§ **Exercise task**:
Drop every picture and give the entries back exactly.

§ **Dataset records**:

## Begin

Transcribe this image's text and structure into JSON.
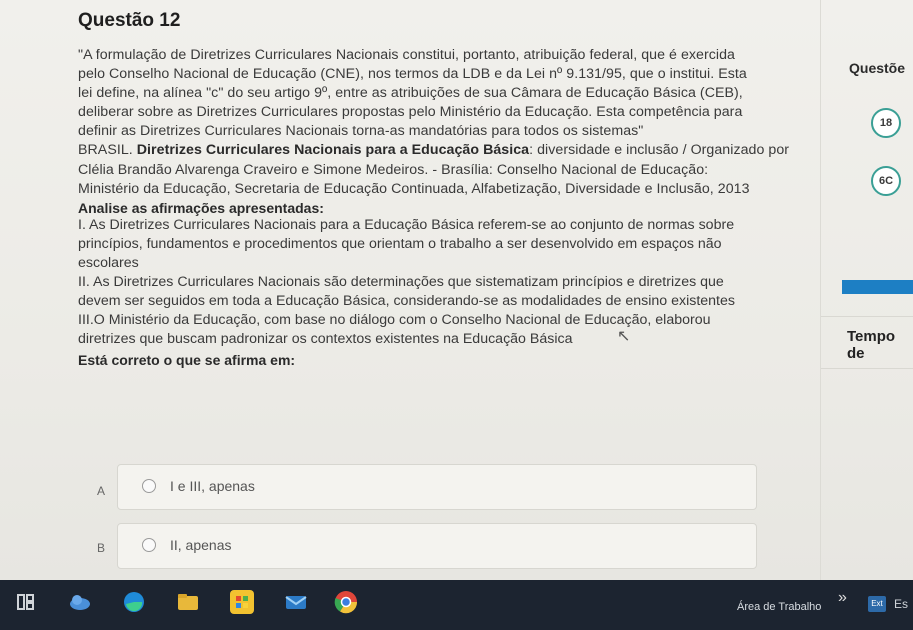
{
  "question": {
    "title": "Questão 12",
    "paragraph_lines": [
      "\"A formulação de Diretrizes Curriculares Nacionais constitui, portanto, atribuição federal, que é exercida",
      "pelo Conselho Nacional de Educação (CNE), nos termos da LDB e da Lei nº 9.131/95, que o institui. Esta",
      "lei define, na alínea \"c\" do seu artigo 9º, entre as atribuições de sua Câmara de Educação Básica (CEB),",
      "deliberar sobre as Diretrizes Curriculares propostas pelo Ministério da Educação. Esta competência para",
      "definir as Diretrizes Curriculares Nacionais torna-as mandatórias para todos os sistemas\""
    ],
    "source_prefix": "BRASIL. ",
    "source_bold": "Diretrizes Curriculares Nacionais para a Educação Básica",
    "source_lines": [
      ": diversidade e inclusão / Organizado por",
      "Clélia Brandão Alvarenga Craveiro e Simone Medeiros. - Brasília: Conselho Nacional de Educação:",
      "Ministério da Educação, Secretaria de Educação Continuada, Alfabetização, Diversidade e Inclusão, 2013"
    ],
    "lead": "Analise as afirmações apresentadas:",
    "statements": [
      "I. As Diretrizes Curriculares Nacionais para a Educação Básica referem-se ao conjunto de normas sobre",
      "princípios, fundamentos e procedimentos que orientam o trabalho a ser desenvolvido em espaços não",
      "escolares",
      "II. As Diretrizes Curriculares Nacionais são determinações que sistematizam princípios e diretrizes que",
      "devem ser seguidos em toda a Educação Básica, considerando-se as modalidades de ensino existentes",
      "III.O Ministério da Educação, com base no diálogo com o Conselho Nacional de Educação, elaborou",
      "diretrizes que buscam padronizar os contextos existentes na Educação Básica"
    ],
    "ask": "Está correto o que se afirma em:",
    "options": [
      {
        "letter": "A",
        "text": "I e III, apenas"
      },
      {
        "letter": "B",
        "text": "II, apenas"
      }
    ]
  },
  "sidebar": {
    "title": "Questõe",
    "badge1": "18",
    "badge2": "6C",
    "tempo": "Tempo de"
  },
  "taskbar": {
    "workspace_label": "Área de Trabalho",
    "quote": "»",
    "badge": "Ext",
    "edge_text": "Es"
  },
  "colors": {
    "accent_teal": "#3a9f95",
    "accent_blue": "#1d7fc4",
    "taskbar": "#1c2430"
  }
}
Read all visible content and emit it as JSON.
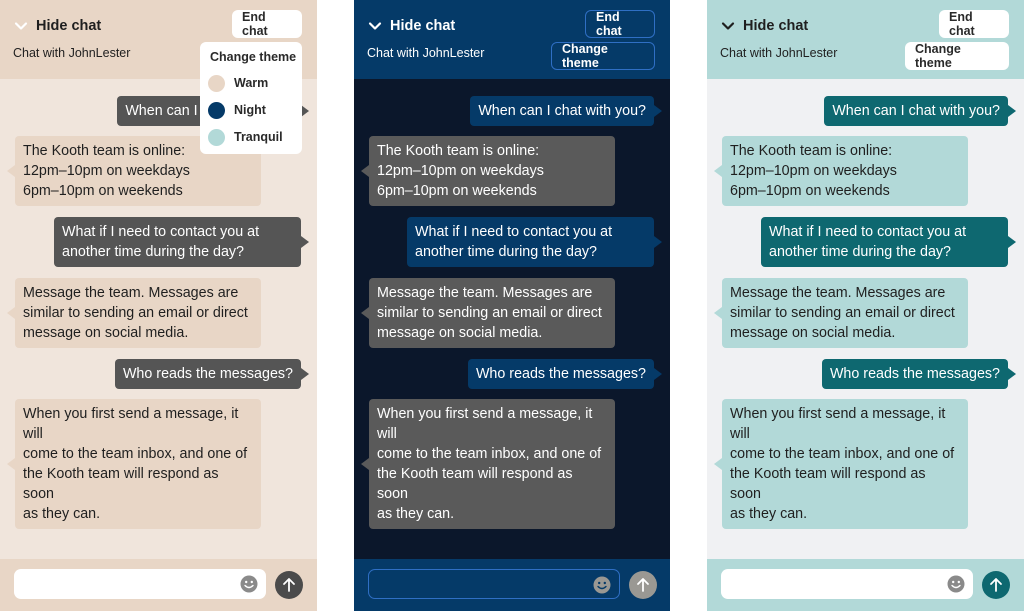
{
  "header": {
    "hide_chat_label": "Hide chat",
    "subtitle": "Chat with JohnLester",
    "end_chat_label": "End chat",
    "change_theme_label": "Change theme"
  },
  "theme_menu": {
    "title": "Change theme",
    "options": [
      {
        "label": "Warm",
        "color": "#e8d6c6"
      },
      {
        "label": "Night",
        "color": "#053a68"
      },
      {
        "label": "Tranquil",
        "color": "#b2d9d8"
      }
    ]
  },
  "themes": [
    {
      "name": "Warm",
      "header_bg": "#e8d6c6",
      "chat_bg": "#f0e5dc",
      "user_bubble": "#555555",
      "bot_bubble": "#e8d6c6",
      "menu_open": true
    },
    {
      "name": "Night",
      "header_bg": "#053a68",
      "chat_bg": "#0b172b",
      "user_bubble": "#053a68",
      "bot_bubble": "#5a5a5a",
      "menu_open": false
    },
    {
      "name": "Tranquil",
      "header_bg": "#b2d9d8",
      "chat_bg": "#f0f1f3",
      "user_bubble": "#0e6870",
      "bot_bubble": "#b2d9d8",
      "menu_open": false
    }
  ],
  "messages": [
    {
      "sender": "user",
      "text": "When can I chat with you?"
    },
    {
      "sender": "bot",
      "text": "The Kooth team is online:\n12pm–10pm on weekdays\n6pm–10pm on weekends"
    },
    {
      "sender": "user",
      "text": "What if I need to contact you at\nanother time during the day?"
    },
    {
      "sender": "bot",
      "text": "Message the team. Messages are\nsimilar to sending an email or direct\nmessage on social media."
    },
    {
      "sender": "user",
      "text": "Who reads the messages?"
    },
    {
      "sender": "bot",
      "text": "When you first send a message, it will\ncome to the team inbox, and one of\nthe Kooth team will respond as soon\nas they can."
    }
  ],
  "composer": {
    "input_value": "",
    "emoji_icon": "smiley-icon",
    "send_icon": "arrow-up-icon"
  }
}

## End

§ **Correct answer**:
Transcribe this image's text and structure into JSON.
{
  "question": {
    "title": "Questão 12",
    "paragraph_lines": [
      "\"A formulação de Diretrizes Curriculares Nacionais constitui, portanto, atribuição federal, que é exercida",
      "pelo Conselho Nacional de Educação (CNE), nos termos da LDB e da Lei nº 9.131/95, que o institui. Esta",
      "lei define, na alínea \"c\" do seu artigo 9º, entre as atribuições de sua Câmara de Educação Básica (CEB),",
      "deliberar sobre as Diretrizes Curriculares propostas pelo Ministério da Educação. Esta competência para",
      "definir as Diretrizes Curriculares Nacionais torna-as mandatórias para todos os sistemas\""
    ],
    "source_prefix": "BRASIL. ",
    "source_bold": "Diretrizes Curriculares Nacionais para a Educação Básica",
    "source_lines": [
      ": diversidade e inclusão / Organizado por",
      "Clélia Brandão Alvarenga Craveiro e Simone Medeiros. - Brasília: Conselho Nacional de Educação:",
      "Ministério da Educação, Secretaria de Educação Continuada, Alfabetização, Diversidade e Inclusão, 2013"
    ],
    "lead": "Analise as afirmações apresentadas:",
    "statements": [
      "I. As Diretrizes Curriculares Nacionais para a Educação Básica referem-se ao conjunto de normas sobre",
      "princípios, fundamentos e procedimentos que orientam o trabalho a ser desenvolvido em espaços não",
      "escolares",
      "II. As Diretrizes Curriculares Nacionais são determinações que sistematizam princípios e diretrizes que",
      "devem ser seguidos em toda a Educação Básica, considerando-se as modalidades de ensino existentes",
      "III.O Ministério da Educação, com base no diálogo com o Conselho Nacional de Educação, elaborou",
      "diretrizes que buscam padronizar os contextos existentes na Educação Básica"
    ],
    "ask": "Está correto o que se afirma em:",
    "options": [
      {
        "letter": "A",
        "text": "I e III, apenas"
      },
      {
        "letter": "B",
        "text": "II, apenas"
      }
    ]
  },
  "sidebar": {
    "title": "Questõe",
    "badge1": "18",
    "badge2": "6C",
    "tempo": "Tempo de"
  },
  "taskbar": {
    "workspace_label": "Área de Trabalho",
    "quote": "»",
    "badge": "Ext",
    "edge_text": "Es"
  },
  "colors": {
    "accent_teal": "#3a9f95",
    "accent_blue": "#1d7fc4",
    "taskbar": "#1c2430"
  }
}
Read all visible content and emit it as JSON.
{
  "header": {
    "hide_chat_label": "Hide chat",
    "subtitle": "Chat with JohnLester",
    "end_chat_label": "End chat",
    "change_theme_label": "Change theme"
  },
  "theme_menu": {
    "title": "Change theme",
    "options": [
      {
        "label": "Warm",
        "color": "#e8d6c6"
      },
      {
        "label": "Night",
        "color": "#053a68"
      },
      {
        "label": "Tranquil",
        "color": "#b2d9d8"
      }
    ]
  },
  "themes": [
    {
      "name": "Warm",
      "header_bg": "#e8d6c6",
      "chat_bg": "#f0e5dc",
      "user_bubble": "#555555",
      "bot_bubble": "#e8d6c6",
      "menu_open": true
    },
    {
      "name": "Night",
      "header_bg": "#053a68",
      "chat_bg": "#0b172b",
      "user_bubble": "#053a68",
      "bot_bubble": "#5a5a5a",
      "menu_open": false
    },
    {
      "name": "Tranquil",
      "header_bg": "#b2d9d8",
      "chat_bg": "#f0f1f3",
      "user_bubble": "#0e6870",
      "bot_bubble": "#b2d9d8",
      "menu_open": false
    }
  ],
  "messages": [
    {
      "sender": "user",
      "text": "When can I chat with you?"
    },
    {
      "sender": "bot",
      "text": "The Kooth team is online:\n12pm–10pm on weekdays\n6pm–10pm on weekends"
    },
    {
      "sender": "user",
      "text": "What if I need to contact you at\nanother time during the day?"
    },
    {
      "sender": "bot",
      "text": "Message the team. Messages are\nsimilar to sending an email or direct\nmessage on social media."
    },
    {
      "sender": "user",
      "text": "Who reads the messages?"
    },
    {
      "sender": "bot",
      "text": "When you first send a message, it will\ncome to the team inbox, and one of\nthe Kooth team will respond as soon\nas they can."
    }
  ],
  "composer": {
    "input_value": "",
    "emoji_icon": "smiley-icon",
    "send_icon": "arrow-up-icon"
  }
}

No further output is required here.